[Extracted data entries]
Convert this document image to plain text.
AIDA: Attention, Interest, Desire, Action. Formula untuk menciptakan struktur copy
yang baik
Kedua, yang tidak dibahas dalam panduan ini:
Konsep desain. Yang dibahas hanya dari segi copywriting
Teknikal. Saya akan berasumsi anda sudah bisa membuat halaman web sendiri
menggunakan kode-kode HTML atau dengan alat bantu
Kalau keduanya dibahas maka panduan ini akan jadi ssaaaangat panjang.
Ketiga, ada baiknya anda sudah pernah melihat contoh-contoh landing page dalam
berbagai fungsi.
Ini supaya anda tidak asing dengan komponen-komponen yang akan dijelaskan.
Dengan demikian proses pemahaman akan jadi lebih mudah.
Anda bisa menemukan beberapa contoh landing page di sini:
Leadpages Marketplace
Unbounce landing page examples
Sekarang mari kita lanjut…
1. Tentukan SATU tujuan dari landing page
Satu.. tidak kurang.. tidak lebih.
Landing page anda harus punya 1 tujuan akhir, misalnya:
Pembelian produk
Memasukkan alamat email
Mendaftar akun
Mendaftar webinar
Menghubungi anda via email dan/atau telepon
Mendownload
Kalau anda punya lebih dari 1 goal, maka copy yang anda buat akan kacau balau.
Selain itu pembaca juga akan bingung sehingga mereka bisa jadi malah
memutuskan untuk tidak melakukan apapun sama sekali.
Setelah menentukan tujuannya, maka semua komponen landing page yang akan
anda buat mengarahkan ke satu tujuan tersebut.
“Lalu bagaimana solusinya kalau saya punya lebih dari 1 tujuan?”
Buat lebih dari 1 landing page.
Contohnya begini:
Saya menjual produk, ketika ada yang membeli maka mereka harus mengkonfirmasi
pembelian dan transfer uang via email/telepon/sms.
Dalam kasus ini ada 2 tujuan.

### [TASK PROMPT]
Using the listing above, please repeat every entry exactly.

### [TASK ANSWER]
Convert this document image to plain text.
AIDA: Attention, Interest, Desire, Action. Formula untuk menciptakan struktur copy
yang baik
Kedua, yang tidak dibahas dalam panduan ini:
Konsep desain. Yang dibahas hanya dari segi copywriting
Teknikal. Saya akan berasumsi anda sudah bisa membuat halaman web sendiri
menggunakan kode-kode HTML atau dengan alat bantu
Kalau keduanya dibahas maka panduan ini akan jadi ssaaaangat panjang.
Ketiga, ada baiknya anda sudah pernah melihat contoh-contoh landing page dalam
berbagai fungsi.
Ini supaya anda tidak asing dengan komponen-komponen yang akan dijelaskan.
Dengan demikian proses pemahaman akan jadi lebih mudah.
Anda bisa menemukan beberapa contoh landing page di sini:
Leadpages Marketplace
Unbounce landing page examples
Sekarang mari kita lanjut…
1. Tentukan SATU tujuan dari landing page
Satu.. tidak kurang.. tidak lebih.
Landing page anda harus punya 1 tujuan akhir, misalnya:
Pembelian produk
Memasukkan alamat email
Mendaftar akun
Mendaftar webinar
Menghubungi anda via email dan/atau telepon
Mendownload
Kalau anda punya lebih dari 1 goal, maka copy yang anda buat akan kacau balau.
Selain itu pembaca juga akan bingung sehingga mereka bisa jadi malah
memutuskan untuk tidak melakukan apapun sama sekali.
Setelah menentukan tujuannya, maka semua komponen landing page yang akan
anda buat mengarahkan ke satu tujuan tersebut.
“Lalu bagaimana solusinya kalau saya punya lebih dari 1 tujuan?”
Buat lebih dari 1 landing page.
Contohnya begini:
Saya menjual produk, ketika ada yang membeli maka mereka harus mengkonfirmasi
pembelian dan transfer uang via email/telepon/sms.
Dalam kasus ini ada 2 tujuan.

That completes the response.